• Given task
Below is a block of data; give all of it again word for word.

• Data for the task

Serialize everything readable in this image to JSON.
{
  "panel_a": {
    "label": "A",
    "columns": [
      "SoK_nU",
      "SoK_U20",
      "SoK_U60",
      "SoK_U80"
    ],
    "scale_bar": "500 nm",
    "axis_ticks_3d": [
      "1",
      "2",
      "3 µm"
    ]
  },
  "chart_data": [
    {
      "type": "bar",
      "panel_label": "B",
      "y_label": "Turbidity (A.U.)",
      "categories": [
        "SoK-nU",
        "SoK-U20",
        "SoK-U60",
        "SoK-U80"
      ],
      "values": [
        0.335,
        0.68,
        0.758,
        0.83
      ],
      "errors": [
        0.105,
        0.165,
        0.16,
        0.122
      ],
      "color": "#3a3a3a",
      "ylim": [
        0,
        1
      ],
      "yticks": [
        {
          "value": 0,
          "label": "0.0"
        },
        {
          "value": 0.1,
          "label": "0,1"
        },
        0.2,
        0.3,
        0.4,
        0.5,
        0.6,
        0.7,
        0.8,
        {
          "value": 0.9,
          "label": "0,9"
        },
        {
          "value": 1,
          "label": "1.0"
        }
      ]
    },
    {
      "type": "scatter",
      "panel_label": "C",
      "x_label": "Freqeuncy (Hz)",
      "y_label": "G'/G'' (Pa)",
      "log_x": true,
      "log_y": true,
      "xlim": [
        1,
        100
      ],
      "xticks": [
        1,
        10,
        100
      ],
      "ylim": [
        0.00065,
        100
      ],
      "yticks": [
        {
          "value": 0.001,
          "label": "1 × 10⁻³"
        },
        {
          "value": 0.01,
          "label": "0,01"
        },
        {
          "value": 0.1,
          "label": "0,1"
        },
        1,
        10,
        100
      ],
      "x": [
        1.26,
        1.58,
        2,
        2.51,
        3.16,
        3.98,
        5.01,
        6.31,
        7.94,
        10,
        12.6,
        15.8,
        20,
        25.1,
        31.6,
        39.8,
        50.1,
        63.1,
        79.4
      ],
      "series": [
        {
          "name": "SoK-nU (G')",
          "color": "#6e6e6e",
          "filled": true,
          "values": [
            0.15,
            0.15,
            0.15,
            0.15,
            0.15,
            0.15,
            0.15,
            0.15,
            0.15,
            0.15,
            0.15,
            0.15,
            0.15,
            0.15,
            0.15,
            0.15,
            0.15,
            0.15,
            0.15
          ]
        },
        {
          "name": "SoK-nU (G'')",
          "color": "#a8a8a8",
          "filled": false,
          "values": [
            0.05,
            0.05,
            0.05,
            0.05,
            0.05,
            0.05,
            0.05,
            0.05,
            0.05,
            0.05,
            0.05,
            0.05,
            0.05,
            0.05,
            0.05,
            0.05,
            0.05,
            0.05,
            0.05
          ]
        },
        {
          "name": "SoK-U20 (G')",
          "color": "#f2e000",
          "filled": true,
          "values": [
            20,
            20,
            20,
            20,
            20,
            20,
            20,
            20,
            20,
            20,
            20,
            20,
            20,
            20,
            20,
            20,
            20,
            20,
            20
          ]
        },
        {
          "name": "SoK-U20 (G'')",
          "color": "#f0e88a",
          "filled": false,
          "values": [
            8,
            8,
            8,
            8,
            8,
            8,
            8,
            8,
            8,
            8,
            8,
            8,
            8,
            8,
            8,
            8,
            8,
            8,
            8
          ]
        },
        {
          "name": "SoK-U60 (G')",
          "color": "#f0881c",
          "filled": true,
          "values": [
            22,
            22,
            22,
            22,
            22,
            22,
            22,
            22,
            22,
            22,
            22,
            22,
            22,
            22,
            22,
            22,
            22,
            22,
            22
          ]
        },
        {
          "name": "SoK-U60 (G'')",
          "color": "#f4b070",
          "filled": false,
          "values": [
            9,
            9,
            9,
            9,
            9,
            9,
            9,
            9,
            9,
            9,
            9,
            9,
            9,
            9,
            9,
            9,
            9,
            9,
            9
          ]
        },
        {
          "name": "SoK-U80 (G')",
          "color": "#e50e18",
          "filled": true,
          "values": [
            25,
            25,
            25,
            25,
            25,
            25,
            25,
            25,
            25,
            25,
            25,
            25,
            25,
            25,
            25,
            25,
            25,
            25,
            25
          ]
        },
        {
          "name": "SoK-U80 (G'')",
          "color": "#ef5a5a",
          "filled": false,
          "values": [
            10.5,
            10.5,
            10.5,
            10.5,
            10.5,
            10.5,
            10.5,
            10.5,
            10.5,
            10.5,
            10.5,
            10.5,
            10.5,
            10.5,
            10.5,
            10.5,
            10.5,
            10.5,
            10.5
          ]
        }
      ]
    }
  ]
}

• Task result
Serialize everything readable in this image to JSON.
{
  "panel_a": {
    "label": "A",
    "columns": [
      "SoK_nU",
      "SoK_U20",
      "SoK_U60",
      "SoK_U80"
    ],
    "scale_bar": "500 nm",
    "axis_ticks_3d": [
      "1",
      "2",
      "3 µm"
    ]
  },
  "chart_data": [
    {
      "type": "bar",
      "panel_label": "B",
      "y_label": "Turbidity (A.U.)",
      "categories": [
        "SoK-nU",
        "SoK-U20",
        "SoK-U60",
        "SoK-U80"
      ],
      "values": [
        0.335,
        0.68,
        0.758,
        0.83
      ],
      "errors": [
        0.105,
        0.165,
        0.16,
        0.122
      ],
      "color": "#3a3a3a",
      "ylim": [
        0,
        1
      ],
      "yticks": [
        {
          "value": 0,
          "label": "0.0"
        },
        {
          "value": 0.1,
          "label": "0,1"
        },
        0.2,
        0.3,
        0.4,
        0.5,
        0.6,
        0.7,
        0.8,
        {
          "value": 0.9,
          "label": "0,9"
        },
        {
          "value": 1,
          "label": "1.0"
        }
      ]
    },
    {
      "type": "scatter",
      "panel_label": "C",
      "x_label": "Freqeuncy (Hz)",
      "y_label": "G'/G'' (Pa)",
      "log_x": true,
      "log_y": true,
      "xlim": [
        1,
        100
      ],
      "xticks": [
        1,
        10,
        100
      ],
      "ylim": [
        0.00065,
        100
      ],
      "yticks": [
        {
          "value": 0.001,
          "label": "1 × 10⁻³"
        },
        {
          "value": 0.01,
          "label": "0,01"
        },
        {
          "value": 0.1,
          "label": "0,1"
        },
        1,
        10,
        100
      ],
      "x": [
        1.26,
        1.58,
        2,
        2.51,
        3.16,
        3.98,
        5.01,
        6.31,
        7.94,
        10,
        12.6,
        15.8,
        20,
        25.1,
        31.6,
        39.8,
        50.1,
        63.1,
        79.4
      ],
      "series": [
        {
          "name": "SoK-nU (G')",
          "color": "#6e6e6e",
          "filled": true,
          "values": [
            0.15,
            0.15,
            0.15,
            0.15,
            0.15,
            0.15,
            0.15,
            0.15,
            0.15,
            0.15,
            0.15,
            0.15,
            0.15,
            0.15,
            0.15,
            0.15,
            0.15,
            0.15,
            0.15
          ]
        },
        {
          "name": "SoK-nU (G'')",
          "color": "#a8a8a8",
          "filled": false,
          "values": [
            0.05,
            0.05,
            0.05,
            0.05,
            0.05,
            0.05,
            0.05,
            0.05,
            0.05,
            0.05,
            0.05,
            0.05,
            0.05,
            0.05,
            0.05,
            0.05,
            0.05,
            0.05,
            0.05
          ]
        },
        {
          "name": "SoK-U20 (G')",
          "color": "#f2e000",
          "filled": true,
          "values": [
            20,
            20,
            20,
            20,
            20,
            20,
            20,
            20,
            20,
            20,
            20,
            20,
            20,
            20,
            20,
            20,
            20,
            20,
            20
          ]
        },
        {
          "name": "SoK-U20 (G'')",
          "color": "#f0e88a",
          "filled": false,
          "values": [
            8,
            8,
            8,
            8,
            8,
            8,
            8,
            8,
            8,
            8,
            8,
            8,
            8,
            8,
            8,
            8,
            8,
            8,
            8
          ]
        },
        {
          "name": "SoK-U60 (G')",
          "color": "#f0881c",
          "filled": true,
          "values": [
            22,
            22,
            22,
            22,
            22,
            22,
            22,
            22,
            22,
            22,
            22,
            22,
            22,
            22,
            22,
            22,
            22,
            22,
            22
          ]
        },
        {
          "name": "SoK-U60 (G'')",
          "color": "#f4b070",
          "filled": false,
          "values": [
            9,
            9,
            9,
            9,
            9,
            9,
            9,
            9,
            9,
            9,
            9,
            9,
            9,
            9,
            9,
            9,
            9,
            9,
            9
          ]
        },
        {
          "name": "SoK-U80 (G')",
          "color": "#e50e18",
          "filled": true,
          "values": [
            25,
            25,
            25,
            25,
            25,
            25,
            25,
            25,
            25,
            25,
            25,
            25,
            25,
            25,
            25,
            25,
            25,
            25,
            25
          ]
        },
        {
          "name": "SoK-U80 (G'')",
          "color": "#ef5a5a",
          "filled": false,
          "values": [
            10.5,
            10.5,
            10.5,
            10.5,
            10.5,
            10.5,
            10.5,
            10.5,
            10.5,
            10.5,
            10.5,
            10.5,
            10.5,
            10.5,
            10.5,
            10.5,
            10.5,
            10.5,
            10.5
          ]
        }
      ]
    }
  ]
}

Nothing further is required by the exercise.